-- Tarefa 1 --
Resuma em duas frases o trecho sobre o seguro de responsabilidade civil.
-- Tarefa 2 --
Dê a continuação do trecho sobre o seguro de responsabilidade civil, começando logo depois da última frase mostrada.

-- Trecho do texto --
Parte Especial - Livro I – Do Direito das Obrigações

Título VI – Das Várias Espécies de Contrato

 (Art. 481 a 853) Capítulo XV – DO SEGURO DE DANO

 – Seção II - (art. 778 a 788)

 

Art. 787. No seguro de responsabilidade civil, o segurador garante o pagamento de perdas e danos devidos pelo segurado a terceiro.

 

§ 1º. Tão logo saiba o segurado das consequências de ato seu, suscetível de lhe acarretar a responsabilidade incluída na garantia, comunicará o fato ao segurador.

 

§ 2º. É defeso ao segurado reconhecer sua responsabilidade ou confessar a ação, bem como transigir com o terceiro prejudicado, ou indenizá-lo diretamente, sem anuência expressa do segurador.

 

§ 3º. Intentada a ação contra o segurado, dará este, ciência da lide ao segurador.

 

§ 4º. Subsistirá a responsabilidade do segurado perante o terceiro, se o segurador for insolvente.

 

Sob a visão de Claudio Luiz Bueno de Godoy, no artigo presente, o CC/2002 tratou e regulamentou o que sempre se chamou de seguro de responsabilidade civil. Ou seja, o segurador assume a obrigação de garantir o pagamento de perdas e danos que o segurado acaso tenha de fazer em benefício de terceiro. portanto, contrata-se a cobertura da indenização que, eventualmente, o segurado venha a ser obrigado a compor diante de terceiro lesado.

-- Linhas de dados --
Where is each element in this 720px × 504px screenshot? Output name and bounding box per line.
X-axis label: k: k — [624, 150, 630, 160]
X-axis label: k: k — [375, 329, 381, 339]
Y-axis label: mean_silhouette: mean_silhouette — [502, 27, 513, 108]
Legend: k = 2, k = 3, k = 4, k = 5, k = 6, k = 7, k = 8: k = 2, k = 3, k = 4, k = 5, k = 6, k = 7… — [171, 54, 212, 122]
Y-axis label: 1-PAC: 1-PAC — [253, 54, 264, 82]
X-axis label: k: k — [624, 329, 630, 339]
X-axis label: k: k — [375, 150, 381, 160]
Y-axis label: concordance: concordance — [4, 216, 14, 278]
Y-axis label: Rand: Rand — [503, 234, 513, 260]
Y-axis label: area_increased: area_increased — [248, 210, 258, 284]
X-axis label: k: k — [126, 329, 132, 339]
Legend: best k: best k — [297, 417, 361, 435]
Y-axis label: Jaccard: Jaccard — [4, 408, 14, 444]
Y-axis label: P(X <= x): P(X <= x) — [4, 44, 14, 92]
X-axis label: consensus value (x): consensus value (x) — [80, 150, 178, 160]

-- Resposta 1 --
No seguro de responsabilidade civil, o segurador garante o pagamento das perdas e danos que o segurado deva a terceiro. O segurado deve avisar o segurador assim que souber das consequências do seu ato e informá-lo se for processado, e não pode reconhecer a responsabilidade, confessar a ação, fazer acordo com o terceiro nem indenizá-lo diretamente sem a concordância expressa do segurador; se o segurador for insolvente, o segurado continua responsável perante o terceiro.

-- Resposta 2 --
O risco envolve, assim, não só o pagamento de danos emergentes, como também o de lucros cessantes, que, na forma do CC 402, compõem as perdas e danos. O prejuízo a ser coberto pode abranger, ainda, danos pessoais e extrapatrimoniais que a conduta do segurado provocou ao terceiro vitimado. Se, afinal, o seguro se faz contra a responsabilidade civil que pode recair sobre o segurado, forçoso, então, ao que se crê, recorrer à própria noção do instituto, contida no Código Civil. E, com efeito, a responsabilidade civil está afeta, primeiramente, a quem comete ato ilícito (CC 927, caput), compreendido como aquele praticado por ação ou omissão voluntária, negligência ou imprudência, que viole direito alheio e cause dano a outrem, ainda que exclusivamente moral (CC 186). Portanto, é em toda essa extensão, abrangendo o dano moral, que, como regra, responderá o segurador, inclusive conforme orientação hoje sumulada (v. item a seguir). Ademais, e seguindo a mesma esteira, responderá ele também pela indenização a que esteja obrigado o segurado, independentemente de ação culposa, como tal definida, genericamente, no CC 927, parágrafo único, do atual Código. Isso significa dizer que o segurador garante a responsabilidade civil do segurado, subjetiva e objetiva, como regra em toda a extensão da consequência danosa de sua conduta. Discute-se é se, por conta dessa garantia, o segurador pode ser compelido a honrar a cobertura em ação que diretamente lhe seja movida pelo terceiro-vítima, tal como, para o seguro obrigatório, se possibilitou, de maneira explícita, no CC 788, parágrafo único, adiante examinado, ou se, ao revés, incumbe ao terceiro se voltar contra o segurado causador do dano, que, pagando, recebe a verba do seguro, nos limites do contrato.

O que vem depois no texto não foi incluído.